Write out all the data again, exactly as it stands.

Dataset items
----------------------------------------

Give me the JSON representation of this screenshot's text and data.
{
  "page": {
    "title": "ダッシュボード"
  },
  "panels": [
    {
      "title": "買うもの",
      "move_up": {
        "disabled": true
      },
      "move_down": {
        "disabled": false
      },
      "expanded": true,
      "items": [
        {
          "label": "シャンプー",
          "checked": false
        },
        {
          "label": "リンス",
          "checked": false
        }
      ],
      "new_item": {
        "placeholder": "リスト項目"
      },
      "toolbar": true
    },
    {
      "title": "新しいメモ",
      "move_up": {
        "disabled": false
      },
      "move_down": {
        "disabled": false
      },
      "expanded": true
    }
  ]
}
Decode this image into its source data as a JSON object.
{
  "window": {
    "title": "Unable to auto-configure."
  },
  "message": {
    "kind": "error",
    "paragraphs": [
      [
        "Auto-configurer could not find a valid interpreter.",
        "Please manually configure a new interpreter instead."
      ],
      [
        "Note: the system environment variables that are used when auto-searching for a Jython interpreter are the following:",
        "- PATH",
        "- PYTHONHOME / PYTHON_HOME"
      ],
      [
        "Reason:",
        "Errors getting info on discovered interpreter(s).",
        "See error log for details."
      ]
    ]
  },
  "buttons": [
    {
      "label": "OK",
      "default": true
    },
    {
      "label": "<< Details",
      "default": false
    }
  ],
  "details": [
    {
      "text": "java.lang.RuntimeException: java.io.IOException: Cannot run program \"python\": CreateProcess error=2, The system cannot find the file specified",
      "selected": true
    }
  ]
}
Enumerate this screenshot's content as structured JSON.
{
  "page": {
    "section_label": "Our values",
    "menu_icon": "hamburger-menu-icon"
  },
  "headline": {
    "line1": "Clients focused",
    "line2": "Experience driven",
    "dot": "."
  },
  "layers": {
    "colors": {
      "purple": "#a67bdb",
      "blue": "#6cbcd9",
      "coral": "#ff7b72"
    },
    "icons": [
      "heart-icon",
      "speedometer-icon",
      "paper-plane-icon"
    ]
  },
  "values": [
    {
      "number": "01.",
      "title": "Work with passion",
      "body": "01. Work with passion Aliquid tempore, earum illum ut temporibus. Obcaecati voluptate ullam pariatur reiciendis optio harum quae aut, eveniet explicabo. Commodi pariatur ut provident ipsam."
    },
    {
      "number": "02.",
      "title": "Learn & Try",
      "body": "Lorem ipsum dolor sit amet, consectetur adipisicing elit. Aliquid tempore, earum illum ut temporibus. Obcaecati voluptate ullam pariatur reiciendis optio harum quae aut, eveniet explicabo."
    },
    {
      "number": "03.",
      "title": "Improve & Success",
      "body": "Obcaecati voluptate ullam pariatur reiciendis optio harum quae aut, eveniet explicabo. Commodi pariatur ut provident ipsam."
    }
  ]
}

----------------------------------------

Problem solution.
Give me the JSON representation of this screenshot's text and data.
{
  "page": {
    "title": "ダッシュボード"
  },
  "panels": [
    {
      "title": "買うもの",
      "move_up": {
        "disabled": true
      },
      "move_down": {
        "disabled": false
      },
      "expanded": true,
      "items": [
        {
          "label": "シャンプー",
          "checked": false
        },
        {
          "label": "リンス",
          "checked": false
        }
      ],
      "new_item": {
        "placeholder": "リスト項目"
      },
      "toolbar": true
    },
    {
      "title": "新しいメモ",
      "move_up": {
        "disabled": false
      },
      "move_down": {
        "disabled": false
      },
      "expanded": true
    }
  ]
}
Decode this image into its source data as a JSON object.
{
  "window": {
    "title": "Unable to auto-configure."
  },
  "message": {
    "kind": "error",
    "paragraphs": [
      [
        "Auto-configurer could not find a valid interpreter.",
        "Please manually configure a new interpreter instead."
      ],
      [
        "Note: the system environment variables that are used when auto-searching for a Jython interpreter are the following:",
        "- PATH",
        "- PYTHONHOME / PYTHON_HOME"
      ],
      [
        "Reason:",
        "Errors getting info on discovered interpreter(s).",
        "See error log for details."
      ]
    ]
  },
  "buttons": [
    {
      "label": "OK",
      "default": true
    },
    {
      "label": "<< Details",
      "default": false
    }
  ],
  "details": [
    {
      "text": "java.lang.RuntimeException: java.io.IOException: Cannot run program \"python\": CreateProcess error=2, The system cannot find the file specified",
      "selected": true
    }
  ]
}
Enumerate this screenshot's content as structured JSON.
{
  "page": {
    "section_label": "Our values",
    "menu_icon": "hamburger-menu-icon"
  },
  "headline": {
    "line1": "Clients focused",
    "line2": "Experience driven",
    "dot": "."
  },
  "layers": {
    "colors": {
      "purple": "#a67bdb",
      "blue": "#6cbcd9",
      "coral": "#ff7b72"
    },
    "icons": [
      "heart-icon",
      "speedometer-icon",
      "paper-plane-icon"
    ]
  },
  "values": [
    {
      "number": "01.",
      "title": "Work with passion",
      "body": "01. Work with passion Aliquid tempore, earum illum ut temporibus. Obcaecati voluptate ullam pariatur reiciendis optio harum quae aut, eveniet explicabo. Commodi pariatur ut provident ipsam."
    },
    {
      "number": "02.",
      "title": "Learn & Try",
      "body": "Lorem ipsum dolor sit amet, consectetur adipisicing elit. Aliquid tempore, earum illum ut temporibus. Obcaecati voluptate ullam pariatur reiciendis optio harum quae aut, eveniet explicabo."
    },
    {
      "number": "03.",
      "title": "Improve & Success",
      "body": "Obcaecati voluptate ullam pariatur reiciendis optio harum quae aut, eveniet explicabo. Commodi pariatur ut provident ipsam."
    }
  ]
}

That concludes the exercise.